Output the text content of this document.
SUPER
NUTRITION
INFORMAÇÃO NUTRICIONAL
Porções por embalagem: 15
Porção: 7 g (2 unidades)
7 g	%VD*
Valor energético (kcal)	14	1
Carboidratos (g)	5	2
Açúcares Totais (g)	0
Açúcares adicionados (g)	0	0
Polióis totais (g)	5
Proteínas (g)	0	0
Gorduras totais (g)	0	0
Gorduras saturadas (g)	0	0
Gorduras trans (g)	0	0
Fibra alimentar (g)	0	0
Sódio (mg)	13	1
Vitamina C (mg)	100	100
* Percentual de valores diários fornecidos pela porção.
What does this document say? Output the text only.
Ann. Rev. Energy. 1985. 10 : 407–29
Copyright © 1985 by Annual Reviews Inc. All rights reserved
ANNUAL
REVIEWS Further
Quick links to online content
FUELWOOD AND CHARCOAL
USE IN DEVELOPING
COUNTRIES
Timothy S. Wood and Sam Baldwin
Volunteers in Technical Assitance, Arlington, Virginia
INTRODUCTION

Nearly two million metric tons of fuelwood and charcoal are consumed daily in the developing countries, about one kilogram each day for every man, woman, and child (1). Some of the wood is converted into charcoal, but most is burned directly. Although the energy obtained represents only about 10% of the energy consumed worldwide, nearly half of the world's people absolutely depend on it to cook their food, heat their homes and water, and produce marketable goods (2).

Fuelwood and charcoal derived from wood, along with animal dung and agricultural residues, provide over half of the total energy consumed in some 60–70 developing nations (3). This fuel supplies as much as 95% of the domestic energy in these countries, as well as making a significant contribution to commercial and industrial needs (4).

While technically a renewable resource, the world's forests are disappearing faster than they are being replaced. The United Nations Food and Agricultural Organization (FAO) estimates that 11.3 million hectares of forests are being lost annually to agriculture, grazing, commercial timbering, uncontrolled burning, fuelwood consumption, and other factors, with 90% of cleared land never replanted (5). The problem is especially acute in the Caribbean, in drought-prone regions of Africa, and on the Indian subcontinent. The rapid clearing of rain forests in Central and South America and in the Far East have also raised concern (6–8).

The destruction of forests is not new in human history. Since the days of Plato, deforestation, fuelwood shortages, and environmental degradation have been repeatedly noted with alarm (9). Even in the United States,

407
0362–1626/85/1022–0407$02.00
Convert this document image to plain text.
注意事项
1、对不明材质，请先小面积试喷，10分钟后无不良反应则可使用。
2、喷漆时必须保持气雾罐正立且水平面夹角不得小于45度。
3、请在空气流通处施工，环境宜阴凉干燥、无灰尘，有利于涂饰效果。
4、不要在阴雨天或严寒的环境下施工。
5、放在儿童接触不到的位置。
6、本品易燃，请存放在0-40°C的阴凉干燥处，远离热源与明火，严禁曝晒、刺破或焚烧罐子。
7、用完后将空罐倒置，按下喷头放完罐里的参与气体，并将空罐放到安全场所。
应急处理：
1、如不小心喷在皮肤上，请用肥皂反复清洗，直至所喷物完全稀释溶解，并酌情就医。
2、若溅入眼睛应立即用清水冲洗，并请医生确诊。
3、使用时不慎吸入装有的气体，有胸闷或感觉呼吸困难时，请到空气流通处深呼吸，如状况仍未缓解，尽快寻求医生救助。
------------------------------------------------------------------------
Produce an exact copy of every entry above.

Output the text content of this document.
SUPER
NUTRITION
INFORMAÇÃO NUTRICIONAL
Porções por embalagem: 15
Porção: 7 g (2 unidades)
7 g	%VD*
Valor energético (kcal)	14	1
Carboidratos (g)	5	2
Açúcares Totais (g)	0
Açúcares adicionados (g)	0	0
Polióis totais (g)	5
Proteínas (g)	0	0
Gorduras totais (g)	0	0
Gorduras saturadas (g)	0	0
Gorduras trans (g)	0	0
Fibra alimentar (g)	0	0
Sódio (mg)	13	1
Vitamina C (mg)	100	100
* Percentual de valores diários fornecidos pela porção.
What does this document say? Output the text only.
Ann. Rev. Energy. 1985. 10 : 407–29
Copyright © 1985 by Annual Reviews Inc. All rights reserved
ANNUAL
REVIEWS Further
Quick links to online content
FUELWOOD AND CHARCOAL
USE IN DEVELOPING
COUNTRIES
Timothy S. Wood and Sam Baldwin
Volunteers in Technical Assitance, Arlington, Virginia
INTRODUCTION

Nearly two million metric tons of fuelwood and charcoal are consumed daily in the developing countries, about one kilogram each day for every man, woman, and child (1). Some of the wood is converted into charcoal, but most is burned directly. Although the energy obtained represents only about 10% of the energy consumed worldwide, nearly half of the world's people absolutely depend on it to cook their food, heat their homes and water, and produce marketable goods (2).

Fuelwood and charcoal derived from wood, along with animal dung and agricultural residues, provide over half of the total energy consumed in some 60–70 developing nations (3). This fuel supplies as much as 95% of the domestic energy in these countries, as well as making a significant contribution to commercial and industrial needs (4).

While technically a renewable resource, the world's forests are disappearing faster than they are being replaced. The United Nations Food and Agricultural Organization (FAO) estimates that 11.3 million hectares of forests are being lost annually to agriculture, grazing, commercial timbering, uncontrolled burning, fuelwood consumption, and other factors, with 90% of cleared land never replanted (5). The problem is especially acute in the Caribbean, in drought-prone regions of Africa, and on the Indian subcontinent. The rapid clearing of rain forests in Central and South America and in the Far East have also raised concern (6–8).

The destruction of forests is not new in human history. Since the days of Plato, deforestation, fuelwood shortages, and environmental degradation have been repeatedly noted with alarm (9). Even in the United States,

407
0362–1626/85/1022–0407$02.00
Convert this document image to plain text.
注意事项
1、对不明材质，请先小面积试喷，10分钟后无不良反应则可使用。
2、喷漆时必须保持气雾罐正立且水平面夹角不得小于45度。
3、请在空气流通处施工，环境宜阴凉干燥、无灰尘，有利于涂饰效果。
4、不要在阴雨天或严寒的环境下施工。
5、放在儿童接触不到的位置。
6、本品易燃，请存放在0-40°C的阴凉干燥处，远离热源与明火，严禁曝晒、刺破或焚烧罐子。
7、用完后将空罐倒置，按下喷头放完罐里的参与气体，并将空罐放到安全场所。
应急处理：
1、如不小心喷在皮肤上，请用肥皂反复清洗，直至所喷物完全稀释溶解，并酌情就医。
2、若溅入眼睛应立即用清水冲洗，并请医生确诊。
3、使用时不慎吸入装有的气体，有胸闷或感觉呼吸困难时，请到空气流通处深呼吸，如状况仍未缓解，尽快寻求医生救助。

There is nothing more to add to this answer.